Start of Materials provided

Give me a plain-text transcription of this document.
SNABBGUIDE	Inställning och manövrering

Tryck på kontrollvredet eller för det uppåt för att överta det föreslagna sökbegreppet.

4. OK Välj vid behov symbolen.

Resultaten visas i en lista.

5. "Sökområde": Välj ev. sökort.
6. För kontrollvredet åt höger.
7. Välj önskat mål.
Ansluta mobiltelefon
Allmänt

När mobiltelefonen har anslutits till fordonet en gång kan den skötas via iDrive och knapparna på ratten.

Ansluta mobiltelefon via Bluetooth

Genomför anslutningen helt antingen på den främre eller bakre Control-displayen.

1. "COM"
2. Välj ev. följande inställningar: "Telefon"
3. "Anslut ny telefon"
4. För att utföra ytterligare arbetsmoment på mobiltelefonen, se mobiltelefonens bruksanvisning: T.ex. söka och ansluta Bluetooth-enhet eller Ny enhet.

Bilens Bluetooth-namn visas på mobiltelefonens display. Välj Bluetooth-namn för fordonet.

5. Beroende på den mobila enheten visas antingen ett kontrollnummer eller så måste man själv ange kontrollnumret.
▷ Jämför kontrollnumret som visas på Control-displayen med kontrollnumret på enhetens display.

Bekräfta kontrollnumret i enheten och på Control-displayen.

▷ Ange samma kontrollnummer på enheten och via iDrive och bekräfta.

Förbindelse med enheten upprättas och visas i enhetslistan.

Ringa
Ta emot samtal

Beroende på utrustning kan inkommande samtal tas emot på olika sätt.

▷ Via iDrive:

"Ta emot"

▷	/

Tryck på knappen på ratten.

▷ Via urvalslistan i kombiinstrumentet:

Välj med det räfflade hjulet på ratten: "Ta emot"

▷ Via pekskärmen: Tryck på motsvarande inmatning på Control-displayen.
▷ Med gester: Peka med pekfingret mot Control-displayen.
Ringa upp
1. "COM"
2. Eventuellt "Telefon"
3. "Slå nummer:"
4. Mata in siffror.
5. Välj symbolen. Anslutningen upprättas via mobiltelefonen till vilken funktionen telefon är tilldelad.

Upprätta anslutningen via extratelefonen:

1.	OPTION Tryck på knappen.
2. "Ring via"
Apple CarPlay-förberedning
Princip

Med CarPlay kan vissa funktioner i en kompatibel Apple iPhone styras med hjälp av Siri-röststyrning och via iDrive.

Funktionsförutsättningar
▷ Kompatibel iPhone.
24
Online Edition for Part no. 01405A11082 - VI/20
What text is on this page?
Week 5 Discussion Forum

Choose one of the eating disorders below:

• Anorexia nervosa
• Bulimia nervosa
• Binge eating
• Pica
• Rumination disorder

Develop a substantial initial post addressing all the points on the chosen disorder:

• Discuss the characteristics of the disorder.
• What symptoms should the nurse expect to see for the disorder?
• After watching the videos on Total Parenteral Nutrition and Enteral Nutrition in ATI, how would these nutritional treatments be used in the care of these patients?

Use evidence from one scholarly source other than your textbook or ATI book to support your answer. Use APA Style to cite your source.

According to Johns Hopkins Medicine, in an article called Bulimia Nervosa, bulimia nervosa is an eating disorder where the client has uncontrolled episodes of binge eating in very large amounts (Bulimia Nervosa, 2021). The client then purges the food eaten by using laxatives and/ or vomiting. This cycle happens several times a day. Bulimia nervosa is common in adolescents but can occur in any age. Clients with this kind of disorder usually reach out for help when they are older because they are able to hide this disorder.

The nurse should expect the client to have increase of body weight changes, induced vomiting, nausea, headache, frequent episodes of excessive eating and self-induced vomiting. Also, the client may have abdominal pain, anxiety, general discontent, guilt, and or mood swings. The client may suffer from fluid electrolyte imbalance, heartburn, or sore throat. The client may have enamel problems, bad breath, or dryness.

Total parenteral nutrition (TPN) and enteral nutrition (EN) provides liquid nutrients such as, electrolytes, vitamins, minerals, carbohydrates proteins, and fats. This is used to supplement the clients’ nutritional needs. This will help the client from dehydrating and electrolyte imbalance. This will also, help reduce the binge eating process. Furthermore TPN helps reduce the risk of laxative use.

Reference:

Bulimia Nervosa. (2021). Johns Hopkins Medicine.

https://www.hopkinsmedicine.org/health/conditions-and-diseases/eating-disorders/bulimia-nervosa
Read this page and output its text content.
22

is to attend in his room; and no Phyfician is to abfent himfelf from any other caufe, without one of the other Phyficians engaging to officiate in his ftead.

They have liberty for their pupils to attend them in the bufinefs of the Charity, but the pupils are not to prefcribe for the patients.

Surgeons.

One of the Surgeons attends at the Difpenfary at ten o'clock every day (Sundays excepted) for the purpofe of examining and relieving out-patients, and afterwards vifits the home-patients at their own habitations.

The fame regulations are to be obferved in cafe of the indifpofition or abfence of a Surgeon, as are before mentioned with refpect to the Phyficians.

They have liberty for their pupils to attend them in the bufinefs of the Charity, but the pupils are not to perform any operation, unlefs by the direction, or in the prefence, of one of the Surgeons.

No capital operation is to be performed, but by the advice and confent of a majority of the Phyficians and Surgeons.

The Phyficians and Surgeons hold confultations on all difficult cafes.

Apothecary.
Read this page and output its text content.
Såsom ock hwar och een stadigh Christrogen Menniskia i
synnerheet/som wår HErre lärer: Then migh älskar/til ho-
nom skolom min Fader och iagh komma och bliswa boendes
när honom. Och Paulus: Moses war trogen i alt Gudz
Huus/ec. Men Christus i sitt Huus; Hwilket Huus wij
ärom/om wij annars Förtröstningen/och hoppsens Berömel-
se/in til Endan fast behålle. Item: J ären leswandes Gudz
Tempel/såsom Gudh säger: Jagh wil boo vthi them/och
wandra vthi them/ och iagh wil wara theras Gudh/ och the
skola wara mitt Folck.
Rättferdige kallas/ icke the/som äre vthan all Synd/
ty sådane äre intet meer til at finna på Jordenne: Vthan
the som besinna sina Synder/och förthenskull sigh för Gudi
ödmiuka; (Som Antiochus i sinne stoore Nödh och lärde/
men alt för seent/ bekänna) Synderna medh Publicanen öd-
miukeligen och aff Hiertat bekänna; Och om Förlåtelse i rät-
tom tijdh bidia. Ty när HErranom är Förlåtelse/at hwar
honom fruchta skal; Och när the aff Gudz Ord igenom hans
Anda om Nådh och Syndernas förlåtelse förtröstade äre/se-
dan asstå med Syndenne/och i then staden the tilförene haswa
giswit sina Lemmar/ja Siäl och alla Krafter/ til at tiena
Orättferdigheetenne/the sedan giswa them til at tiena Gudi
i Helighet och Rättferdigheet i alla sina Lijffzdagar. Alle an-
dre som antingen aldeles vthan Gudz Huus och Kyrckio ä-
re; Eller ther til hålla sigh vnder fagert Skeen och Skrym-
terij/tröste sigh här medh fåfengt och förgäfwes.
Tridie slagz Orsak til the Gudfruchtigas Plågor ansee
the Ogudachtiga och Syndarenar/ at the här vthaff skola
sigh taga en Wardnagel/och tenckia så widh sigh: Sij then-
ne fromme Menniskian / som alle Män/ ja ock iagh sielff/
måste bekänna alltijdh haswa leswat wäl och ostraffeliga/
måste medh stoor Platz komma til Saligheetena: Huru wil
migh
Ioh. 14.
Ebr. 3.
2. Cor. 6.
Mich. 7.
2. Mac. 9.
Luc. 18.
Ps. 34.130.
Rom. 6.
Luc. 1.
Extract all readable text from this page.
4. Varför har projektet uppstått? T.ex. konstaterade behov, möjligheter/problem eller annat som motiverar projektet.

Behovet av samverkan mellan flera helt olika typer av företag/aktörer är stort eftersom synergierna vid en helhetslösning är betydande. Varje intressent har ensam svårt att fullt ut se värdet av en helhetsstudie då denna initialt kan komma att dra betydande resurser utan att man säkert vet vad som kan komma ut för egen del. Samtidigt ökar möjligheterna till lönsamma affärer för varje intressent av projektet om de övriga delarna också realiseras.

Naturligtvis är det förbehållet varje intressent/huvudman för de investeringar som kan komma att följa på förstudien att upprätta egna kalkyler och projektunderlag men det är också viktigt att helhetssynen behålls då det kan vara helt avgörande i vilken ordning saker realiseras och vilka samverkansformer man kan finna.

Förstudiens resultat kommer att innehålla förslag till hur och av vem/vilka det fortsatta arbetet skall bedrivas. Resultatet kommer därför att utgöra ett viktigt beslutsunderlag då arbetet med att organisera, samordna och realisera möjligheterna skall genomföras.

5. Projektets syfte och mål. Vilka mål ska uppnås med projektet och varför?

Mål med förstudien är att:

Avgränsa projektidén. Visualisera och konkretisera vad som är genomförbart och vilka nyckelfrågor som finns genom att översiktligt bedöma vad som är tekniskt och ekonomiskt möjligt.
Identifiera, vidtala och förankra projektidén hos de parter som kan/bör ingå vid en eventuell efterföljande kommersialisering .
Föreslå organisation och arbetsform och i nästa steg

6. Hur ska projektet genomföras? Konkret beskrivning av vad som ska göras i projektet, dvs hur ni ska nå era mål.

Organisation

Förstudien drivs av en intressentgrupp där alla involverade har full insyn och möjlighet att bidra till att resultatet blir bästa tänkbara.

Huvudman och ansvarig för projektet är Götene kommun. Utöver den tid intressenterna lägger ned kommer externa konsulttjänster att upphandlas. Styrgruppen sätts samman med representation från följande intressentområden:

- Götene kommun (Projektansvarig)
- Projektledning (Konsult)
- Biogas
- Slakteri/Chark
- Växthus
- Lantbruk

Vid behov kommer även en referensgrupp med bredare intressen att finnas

End of Materials provided

# Activity:
Lines with the string "displayen": pick each one out of the material and return it.

# Solution:
Genomför anslutningen helt antingen på den främre eller bakre Control-displayen.
▷ Jämför kontrollnumret som visas på Control-displayen med kontrollnumret på enhetens display.
Bekräfta kontrollnumret i enheten och på Control-displayen.
▷ Via pekskärmen: Tryck på motsvarande inmatning på Control-displayen.
▷ Med gester: Peka med pekfingret mot Control-displayen.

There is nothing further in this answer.